§ Task objective: Starting at the line that contains "Output a JSON", retype each line to the end of the listing below. Include both ends, but not the pictures.

────

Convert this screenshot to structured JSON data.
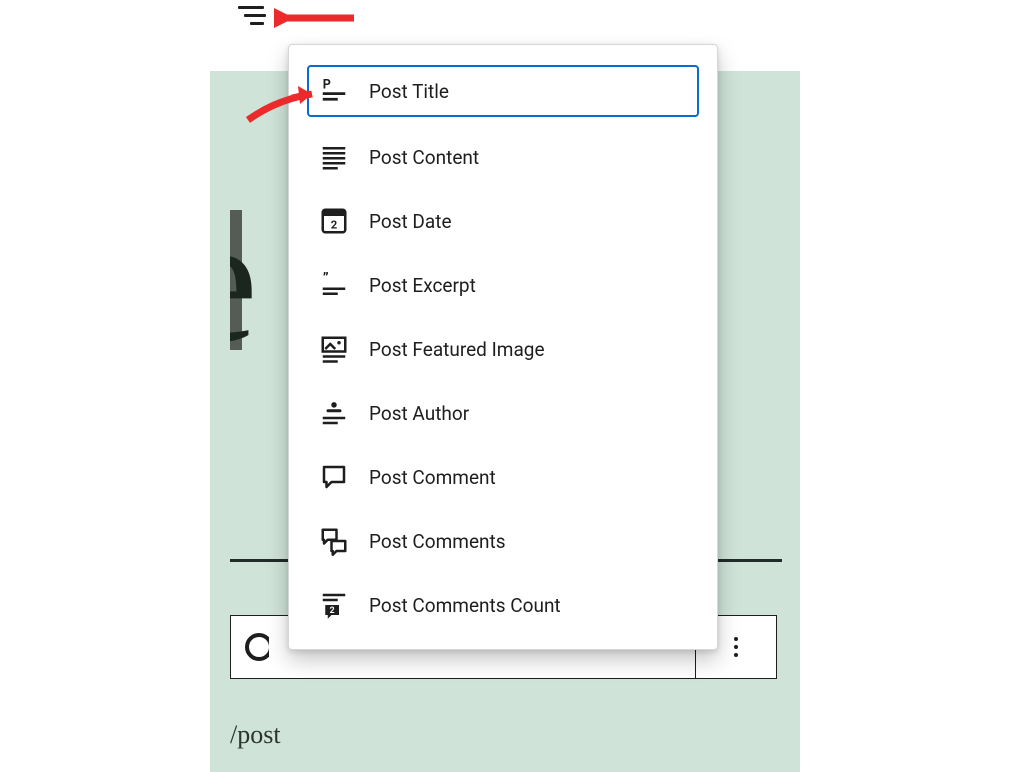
{
  "editor": {
    "big_title_fragment": "le",
    "slash_command": "/post"
  },
  "menu": {
    "items": [
      {
        "label": "Post Title",
        "icon": "post-title-icon",
        "selected": true
      },
      {
        "label": "Post Content",
        "icon": "post-content-icon",
        "selected": false
      },
      {
        "label": "Post Date",
        "icon": "post-date-icon",
        "selected": false
      },
      {
        "label": "Post Excerpt",
        "icon": "post-excerpt-icon",
        "selected": false
      },
      {
        "label": "Post Featured Image",
        "icon": "post-featured-image-icon",
        "selected": false
      },
      {
        "label": "Post Author",
        "icon": "post-author-icon",
        "selected": false
      },
      {
        "label": "Post Comment",
        "icon": "post-comment-icon",
        "selected": false
      },
      {
        "label": "Post Comments",
        "icon": "post-comments-icon",
        "selected": false
      },
      {
        "label": "Post Comments Count",
        "icon": "post-comments-count-icon",
        "selected": false
      }
    ]
  },
  "colors": {
    "teal_bg": "#cfe3d8",
    "selection_blue": "#0a6bd1",
    "annotation_red": "#ec2a2b"
  }
}
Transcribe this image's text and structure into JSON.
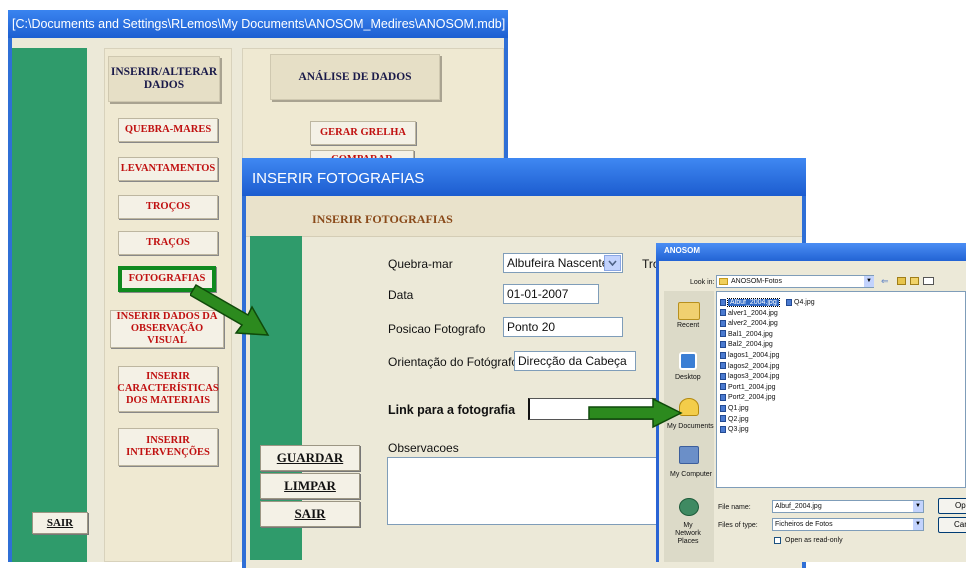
{
  "main_window": {
    "title": "[C:\\Documents and Settings\\RLemos\\My Documents\\ANOSOM_Medires\\ANOSOM.mdb]",
    "section_inserir": "INSERIR/ALTERAR DADOS",
    "section_analise": "ANÁLISE DE DADOS",
    "buttons": {
      "quebra_mares": "QUEBRA-MARES",
      "levantamentos": "LEVANTAMENTOS",
      "trocos": "TROÇOS",
      "tracos": "TRAÇOS",
      "fotografias": "FOTOGRAFIAS",
      "inserir_obs": "INSERIR DADOS DA OBSERVAÇÃO VISUAL",
      "inserir_carac": "INSERIR CARACTERÍSTICAS DOS MATERIAIS",
      "inserir_interv": "INSERIR INTERVENÇÕES",
      "gerar_grelha": "GERAR GRELHA",
      "comparar_grelhas": "COMPARAR GRELHAS",
      "sair": "SAIR"
    }
  },
  "fotografias_window": {
    "title": "INSERIR FOTOGRAFIAS",
    "header": "INSERIR FOTOGRAFIAS",
    "quebra_mar_label": "Quebra-mar",
    "quebra_mar_value": "Albufeira Nascente",
    "troco_label": "Tro",
    "data_label": "Data",
    "data_value": "01-01-2007",
    "posicao_label": "Posicao Fotografo",
    "posicao_value": "Ponto 20",
    "orientacao_label": "Orientação do Fotógrafo",
    "orientacao_value": "Direcção da Cabeça",
    "link_label": "Link para a fotografia",
    "observacoes_label": "Observacoes",
    "guardar": "GUARDAR",
    "limpar": "LIMPAR",
    "sair": "SAIR"
  },
  "file_dialog": {
    "title": "ANOSOM",
    "look_in_label": "Look in:",
    "look_in_value": "ANOSOM-Fotos",
    "places": [
      "Recent",
      "Desktop",
      "My Documents",
      "My Computer",
      "My Network Places"
    ],
    "files_col1": [
      "Albuf_2004.jpg",
      "alver1_2004.jpg",
      "alver2_2004.jpg",
      "Bal1_2004.jpg",
      "Bal2_2004.jpg",
      "lagos1_2004.jpg",
      "lagos2_2004.jpg",
      "lagos3_2004.jpg",
      "Port1_2004.jpg",
      "Port2_2004.jpg",
      "Q1.jpg",
      "Q2.jpg",
      "Q3.jpg"
    ],
    "files_col2": [
      "Q4.jpg"
    ],
    "file_name_label": "File name:",
    "file_name_value": "Albuf_2004.jpg",
    "files_of_type_label": "Files of type:",
    "files_of_type_value": "Ficheiros de Fotos",
    "read_only_label": "Open as read-only",
    "open_button": "Op",
    "cancel_button": "Can"
  },
  "colors": {
    "title_blue": "#1d5fd1",
    "access_green": "#2f9b6b",
    "button_red": "#c01010",
    "arrow_green": "#2c8a1e"
  }
}
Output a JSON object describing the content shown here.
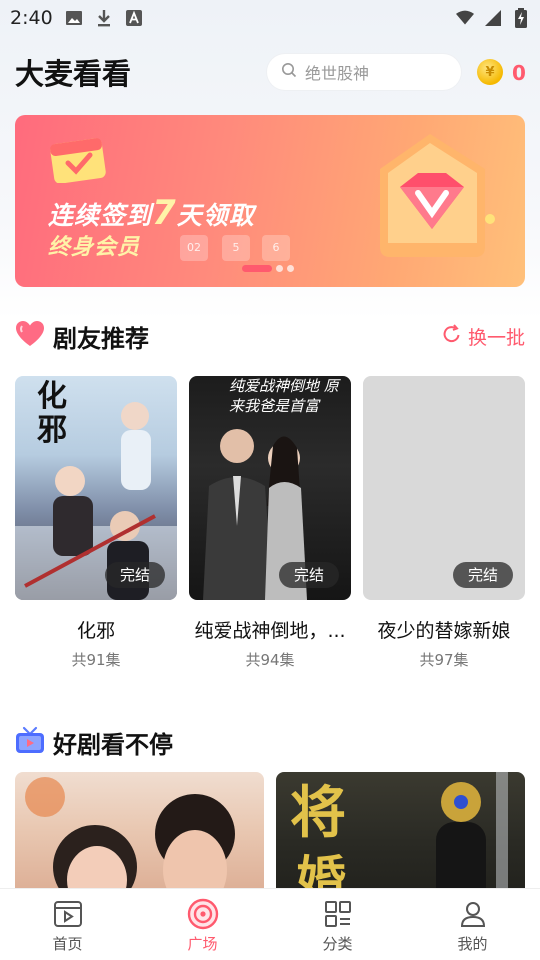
{
  "status_bar": {
    "time": "2:40"
  },
  "header": {
    "title": "大麦看看",
    "search_placeholder": "绝世股神",
    "coin_count": "0"
  },
  "banner": {
    "line1_a": "连续签到",
    "line1_num": "7",
    "line1_b": "天领取",
    "line2": "终身会员",
    "days": [
      "02",
      "5",
      "6"
    ],
    "active_index": 0,
    "colors": {
      "start": "#ff6b7d",
      "end": "#ffc07a"
    }
  },
  "section_recommend": {
    "title": "剧友推荐",
    "refresh_label": "换一批",
    "items": [
      {
        "title": "化邪",
        "count": "共91集",
        "badge": "完结",
        "poster_text": "化邪"
      },
      {
        "title": "纯爱战神倒地，...",
        "count": "共94集",
        "badge": "完结",
        "poster_text": "纯爱战神倒地 原来我爸是首富"
      },
      {
        "title": "夜少的替嫁新娘",
        "count": "共97集",
        "badge": "完结"
      }
    ]
  },
  "section_binge": {
    "title": "好剧看不停"
  },
  "bottom_nav": [
    {
      "label": "首页",
      "icon": "home-play-icon",
      "active": false
    },
    {
      "label": "广场",
      "icon": "plaza-disc-icon",
      "active": true
    },
    {
      "label": "分类",
      "icon": "category-grid-icon",
      "active": false
    },
    {
      "label": "我的",
      "icon": "profile-icon",
      "active": false
    }
  ],
  "colors": {
    "accent": "#ff5a6e",
    "coin": "#f5b800"
  }
}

────

§ Exercise response:
Output a JSON object describing the content shown here.
{
  "status_bar": {
    "time": "2:40"
  },
  "header": {
    "title": "大麦看看",
    "search_placeholder": "绝世股神",
    "coin_count": "0"
  },
  "banner": {
    "line1_a": "连续签到",
    "line1_num": "7",
    "line1_b": "天领取",
    "line2": "终身会员",
    "days": [
      "02",
      "5",
      "6"
    ],
    "active_index": 0,
    "colors": {
      "start": "#ff6b7d",
      "end": "#ffc07a"
    }
  },
  "section_recommend": {
    "title": "剧友推荐",
    "refresh_label": "换一批",
    "items": [
      {
        "title": "化邪",
        "count": "共91集",
        "badge": "完结",
        "poster_text": "化邪"
      },
      {
        "title": "纯爱战神倒地，...",
        "count": "共94集",
        "badge": "完结",
        "poster_text": "纯爱战神倒地 原来我爸是首富"
      },
      {
        "title": "夜少的替嫁新娘",
        "count": "共97集",
        "badge": "完结"
      }
    ]
  },
  "section_binge": {
    "title": "好剧看不停"
  },
  "bottom_nav": [
    {
      "label": "首页",
      "icon": "home-play-icon",
      "active": false
    },
    {
      "label": "广场",
      "icon": "plaza-disc-icon",
      "active": true
    },
    {
      "label": "分类",
      "icon": "category-grid-icon",
      "active": false
    },
    {
      "label": "我的",
      "icon": "profile-icon",
      "active": false
    }
  ],
  "colors": {
    "accent": "#ff5a6e",
    "coin": "#f5b800"
  }
}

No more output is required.